Task directions:
Format every one of the items below as a numbered list, with blank lines dropped and the pictures left out.

Data shown:
-------

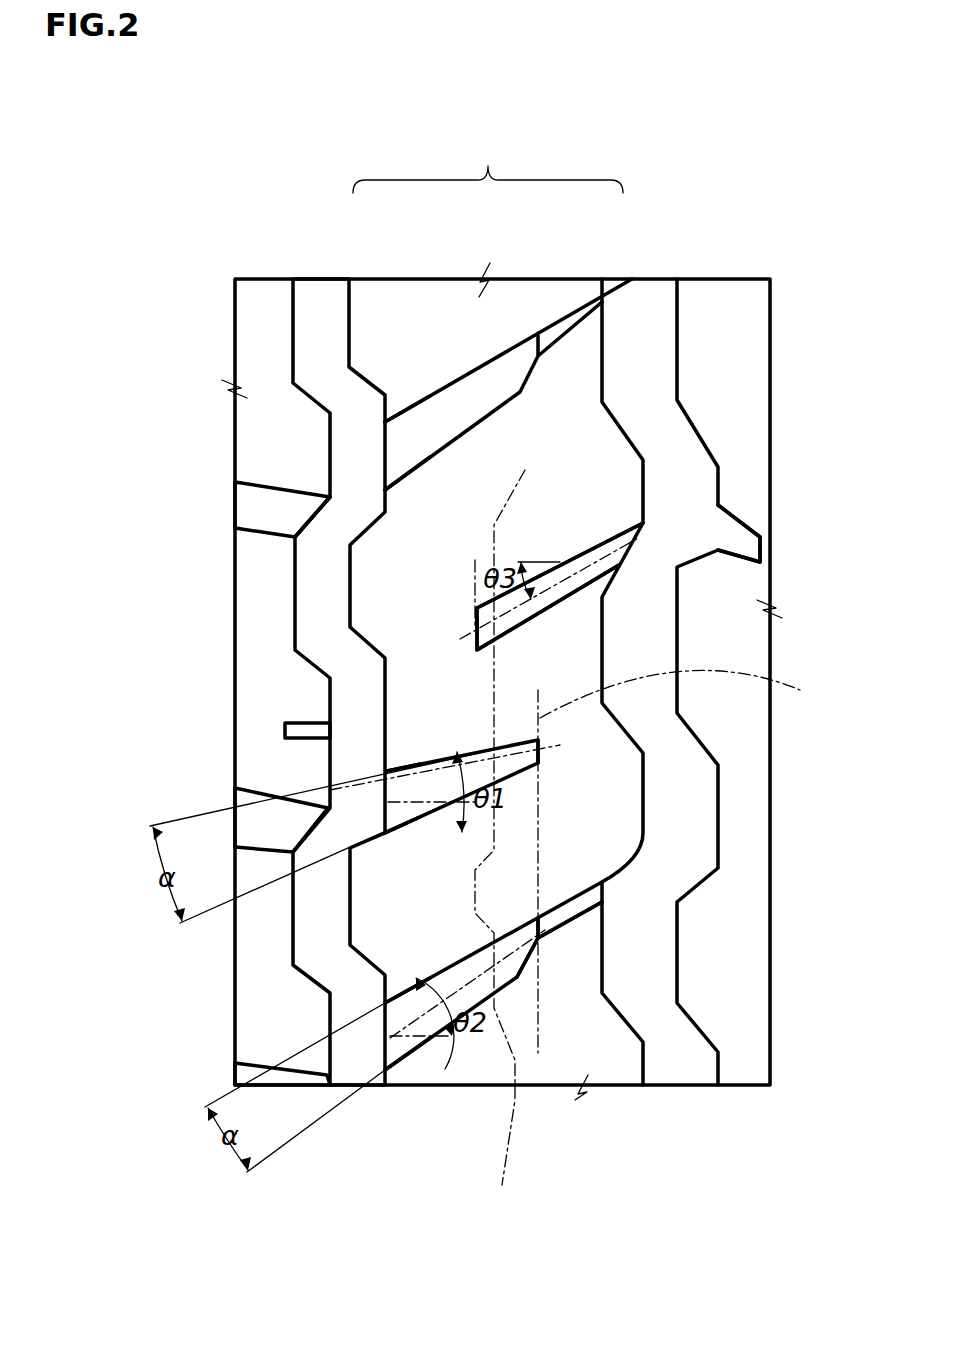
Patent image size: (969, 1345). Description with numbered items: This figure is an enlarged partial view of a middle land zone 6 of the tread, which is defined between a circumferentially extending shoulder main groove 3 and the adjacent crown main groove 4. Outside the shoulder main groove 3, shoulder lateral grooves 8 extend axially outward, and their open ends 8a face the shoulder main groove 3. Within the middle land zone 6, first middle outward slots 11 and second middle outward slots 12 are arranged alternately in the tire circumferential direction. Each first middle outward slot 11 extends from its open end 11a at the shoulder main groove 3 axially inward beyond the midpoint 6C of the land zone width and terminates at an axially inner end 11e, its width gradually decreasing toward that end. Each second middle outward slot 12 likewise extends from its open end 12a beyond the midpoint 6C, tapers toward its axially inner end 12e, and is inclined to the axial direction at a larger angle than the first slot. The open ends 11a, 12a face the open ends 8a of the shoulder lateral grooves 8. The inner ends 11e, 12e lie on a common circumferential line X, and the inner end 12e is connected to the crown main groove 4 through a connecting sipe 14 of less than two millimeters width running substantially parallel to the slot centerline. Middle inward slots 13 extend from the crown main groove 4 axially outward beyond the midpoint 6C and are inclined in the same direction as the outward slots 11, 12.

The shoulder main groove 3 is at (322, 300).
The crown main groove 4 is at (653, 305).
The middle land zone 6 is at (488, 166).
The midpoint of the width of the middle land zone 6C is at (500, 842).
The shoulder lateral groove 8 is at (275, 487).
The open end of the shoulder lateral groove 8a is at (313, 510).
The first middle outward slot 11 is at (430, 763).
The open end of the first middle outward slot 11a is at (330, 793).
The axially inner end of the first middle outward slot 11e is at (540, 756).
The second middle outward slot 12 is at (443, 395).
The open end of the second middle outward slot 12a is at (385, 447).
The axially inner end of the second middle outward slot 12e is at (540, 941).
The middle inward slot 13 is at (590, 548).
The connecting sipe 14 is at (568, 908).
The circumferential line X is at (682, 694).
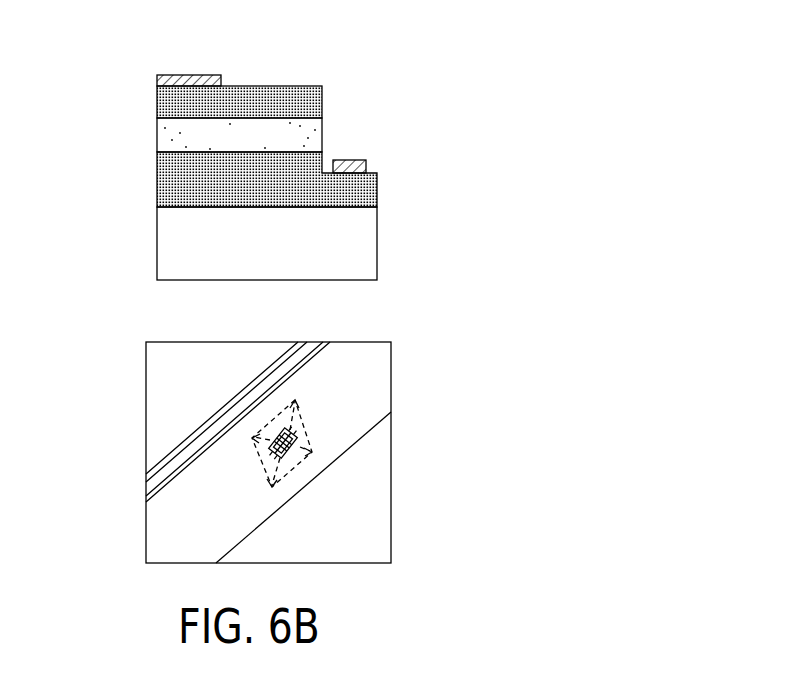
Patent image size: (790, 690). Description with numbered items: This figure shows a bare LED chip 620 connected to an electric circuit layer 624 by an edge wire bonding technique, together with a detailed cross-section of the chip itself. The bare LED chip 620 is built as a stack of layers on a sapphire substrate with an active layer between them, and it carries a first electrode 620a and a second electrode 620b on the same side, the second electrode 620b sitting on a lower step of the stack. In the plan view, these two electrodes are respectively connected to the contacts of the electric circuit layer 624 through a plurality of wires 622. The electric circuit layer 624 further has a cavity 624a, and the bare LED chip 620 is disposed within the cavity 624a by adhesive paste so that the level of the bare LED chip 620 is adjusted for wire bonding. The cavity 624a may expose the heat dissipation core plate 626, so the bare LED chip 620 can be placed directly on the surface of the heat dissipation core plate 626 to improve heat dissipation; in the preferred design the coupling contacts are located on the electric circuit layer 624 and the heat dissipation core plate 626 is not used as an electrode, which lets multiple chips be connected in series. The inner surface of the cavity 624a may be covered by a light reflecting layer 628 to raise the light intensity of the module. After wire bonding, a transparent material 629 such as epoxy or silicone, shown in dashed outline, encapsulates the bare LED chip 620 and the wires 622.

The bare LED chip 620 is at (340, 80).
The first electrode 620a is at (195, 75).
The second electrode 620b is at (352, 160).
The wires 622 is at (287, 455).
The electric circuit layer 624 is at (365, 366).
The cavity 624a is at (310, 437).
The heat dissipation core plate 626 is at (338, 527).
The light reflecting layer 628 is at (308, 425).
The transparent material 629 is at (287, 473).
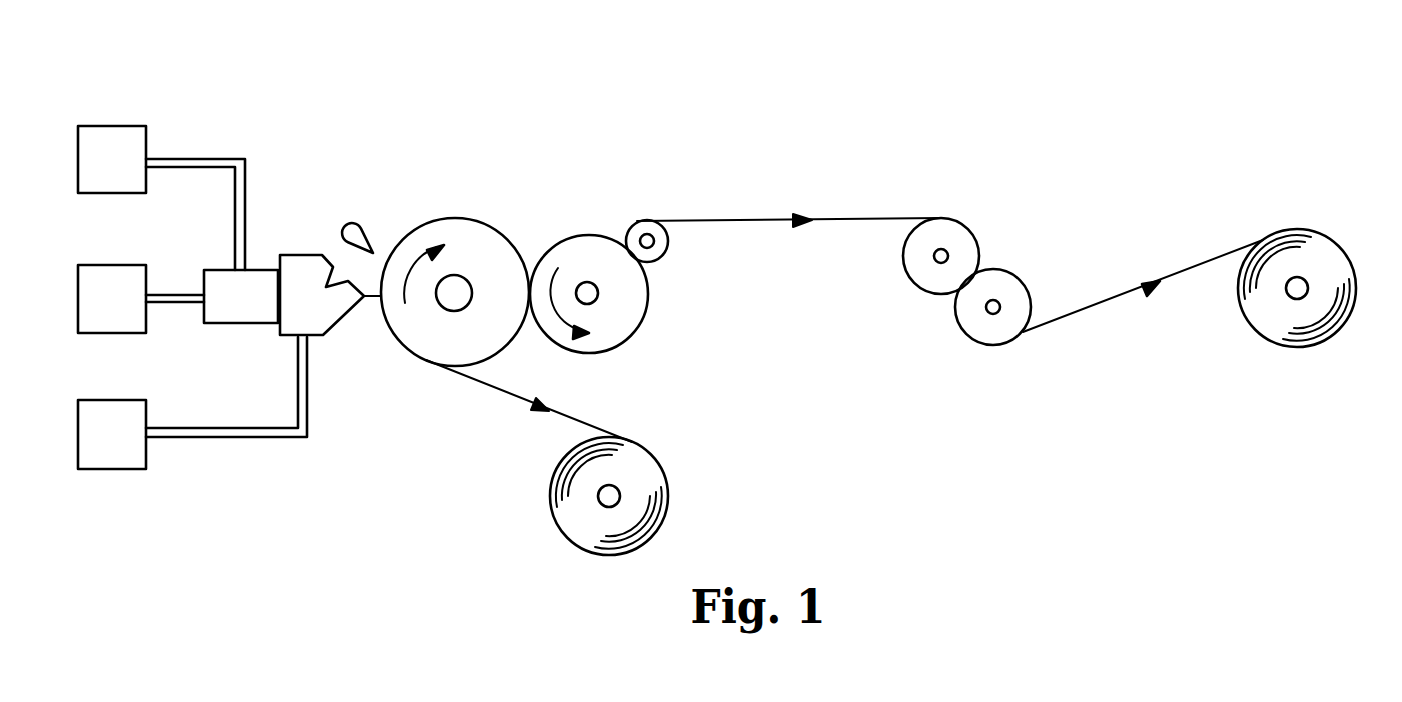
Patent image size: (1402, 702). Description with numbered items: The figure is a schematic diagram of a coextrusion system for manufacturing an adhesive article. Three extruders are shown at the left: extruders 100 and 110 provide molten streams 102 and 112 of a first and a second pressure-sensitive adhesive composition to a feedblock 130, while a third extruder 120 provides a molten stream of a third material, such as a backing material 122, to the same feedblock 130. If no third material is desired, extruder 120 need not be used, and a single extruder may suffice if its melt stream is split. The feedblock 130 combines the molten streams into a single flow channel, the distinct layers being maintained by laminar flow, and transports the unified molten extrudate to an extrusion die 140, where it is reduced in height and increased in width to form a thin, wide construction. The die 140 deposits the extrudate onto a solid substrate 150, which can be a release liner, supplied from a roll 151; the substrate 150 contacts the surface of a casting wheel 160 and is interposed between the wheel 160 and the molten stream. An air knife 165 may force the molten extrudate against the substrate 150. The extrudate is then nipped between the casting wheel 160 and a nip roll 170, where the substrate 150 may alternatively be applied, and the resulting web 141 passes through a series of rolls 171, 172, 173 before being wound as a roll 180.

The extruder 100 is at (105, 125).
The molten stream 102 is at (188, 158).
The extruder 110 is at (107, 399).
The molten stream 112 is at (192, 428).
The extruder 120 is at (110, 264).
The backing material 122 is at (178, 293).
The feedblock 130 is at (257, 280).
The extrusion die 140 is at (325, 305).
The coated web 141 is at (735, 215).
The solid substrate 150 is at (483, 385).
The roll 151 is at (582, 522).
The casting wheel 160 is at (468, 232).
The air knife 165 is at (358, 232).
The nip roll 170 is at (580, 248).
The roll 171 is at (657, 248).
The roll 172 is at (952, 232).
The roll 173 is at (1012, 287).
The roll 180 is at (1333, 255).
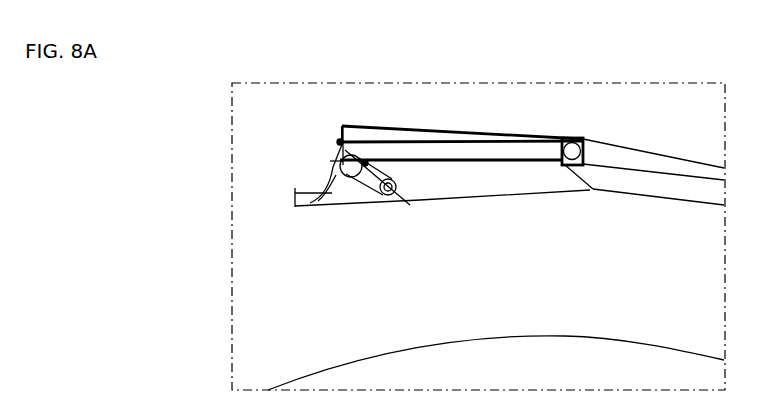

-------

The response:
1. Patent image size: (969, 1345). Description with numbered items: This figure is an enlarged partial view of a middle land zone 6 of the tread, which is defined between a circumferentially extending shoulder main groove 3 and the adjacent crown main groove 4. Outside the shoulder main groove 3, shoulder lateral grooves 8 extend axially outward, and their open ends 8a face the shoulder main groove 3. Within the middle land zone 6, first middle outward slots 11 and second middle outward slots 12 are arranged alternately in the tire circumferential direction. Each first middle outward slot 11 extends from its open end 11a at the shoulder main groove 3 axially inward beyond the midpoint 6C of the land zone width and terminates at an axially inner end 11e, its width gradually decreasing toward that end. Each second middle outward slot 12 likewise extends from its open end 12a beyond the midpoint 6C, tapers toward its axially inner end 12e, and is inclined to the axial direction at a larger angle than the first slot. The open ends 11a, 12a face the open ends 8a of the shoulder lateral grooves 8. The inner ends 11e, 12e lie on a common circumferential line X, and the inner end 12e is connected to the crown main groove 4 through a connecting sipe 14 of less than two millimeters width running substantially parallel to the slot centerline. Middle inward slots 13 extend from the crown main groove 4 axially outward beyond the midpoint 6C and are inclined in the same direction as the outward slots 11, 12.
2. The shoulder main groove 3 is at (322, 300).
3. The crown main groove 4 is at (653, 305).
4. The middle land zone 6 is at (488, 166).
5. The midpoint of the width of the middle land zone 6C is at (500, 842).
6. The shoulder lateral groove 8 is at (275, 487).
7. The open end of the shoulder lateral groove 8a is at (313, 510).
8. The first middle outward slot 11 is at (430, 763).
9. The open end of the first middle outward slot 11a is at (330, 793).
10. The axially inner end of the first middle outward slot 11e is at (540, 756).
11. The second middle outward slot 12 is at (443, 395).
12. The open end of the second middle outward slot 12a is at (385, 447).
13. The axially inner end of the second middle outward slot 12e is at (540, 941).
14. The middle inward slot 13 is at (590, 548).
15. The connecting sipe 14 is at (568, 908).
16. The circumferential line X is at (682, 694).
17. Patent image size: (790, 690). Description with numbered items: This figure shows a bare LED chip 620 connected to an electric circuit layer 624 by an edge wire bonding technique, together with a detailed cross-section of the chip itself. The bare LED chip 620 is built as a stack of layers on a sapphire substrate with an active layer between them, and it carries a first electrode 620a and a second electrode 620b on the same side, the second electrode 620b sitting on a lower step of the stack. In the plan view, these two electrodes are respectively connected to the contacts of the electric circuit layer 624 through a plurality of wires 622. The electric circuit layer 624 further has a cavity 624a, and the bare LED chip 620 is disposed within the cavity 624a by adhesive paste so that the level of the bare LED chip 620 is adjusted for wire bonding. The cavity 624a may expose the heat dissipation core plate 626, so the bare LED chip 620 can be placed directly on the surface of the heat dissipation core plate 626 to improve heat dissipation; in the preferred design the coupling contacts are located on the electric circuit layer 624 and the heat dissipation core plate 626 is not used as an electrode, which lets multiple chips be connected in series. The inner surface of the cavity 624a may be covered by a light reflecting layer 628 to raise the light intensity of the module. After wire bonding, a transparent material 629 such as epoxy or silicone, shown in dashed outline, encapsulates the bare LED chip 620 and the wires 622.
18. The bare LED chip 620 is at (340, 80).
19. The first electrode 620a is at (195, 75).
20. The second electrode 620b is at (352, 160).
21. The wires 622 is at (287, 455).
22. The electric circuit layer 624 is at (365, 366).
23. The cavity 624a is at (310, 437).
24. The heat dissipation core plate 626 is at (338, 527).
25. The light reflecting layer 628 is at (308, 425).
26. The transparent material 629 is at (287, 473).
27. Patent image size: (1402, 702). Description with numbered items: The figure is a schematic diagram of a coextrusion system for manufacturing an adhesive article. Three extruders are shown at the left: extruders 100 and 110 provide molten streams 102 and 112 of a first and a second pressure-sensitive adhesive composition to a feedblock 130, while a third extruder 120 provides a molten stream of a third material, such as a backing material 122, to the same feedblock 130. If no third material is desired, extruder 120 need not be used, and a single extruder may suffice if its melt stream is split. The feedblock 130 combines the molten streams into a single flow channel, the distinct layers being maintained by laminar flow, and transports the unified molten extrudate to an extrusion die 140, where it is reduced in height and increased in width to form a thin, wide construction. The die 140 deposits the extrudate onto a solid substrate 150, which can be a release liner, supplied from a roll 151; the substrate 150 contacts the surface of a casting wheel 160 and is interposed between the wheel 160 and the molten stream. An air knife 165 may force the molten extrudate against the substrate 150. The extrudate is then nipped between the casting wheel 160 and a nip roll 170, where the substrate 150 may alternatively be applied, and the resulting web 141 passes through a series of rolls 171, 172, 173 before being wound as a roll 180.
28. The extruder 100 is at (105, 125).
29. The molten stream 102 is at (188, 158).
30. The extruder 110 is at (107, 399).
31. The molten stream 112 is at (192, 428).
32. The extruder 120 is at (110, 264).
33. The backing material 122 is at (178, 293).
34. The feedblock 130 is at (257, 280).
35. The extrusion die 140 is at (325, 305).
36. The coated web 141 is at (735, 215).
37. The solid substrate 150 is at (483, 385).
38. The roll 151 is at (582, 522).
39. The casting wheel 160 is at (468, 232).
40. The air knife 165 is at (358, 232).
41. The nip roll 170 is at (580, 248).
42. The roll 171 is at (657, 248).
43. The roll 172 is at (952, 232).
44. The roll 173 is at (1012, 287).
45. The roll 180 is at (1333, 255).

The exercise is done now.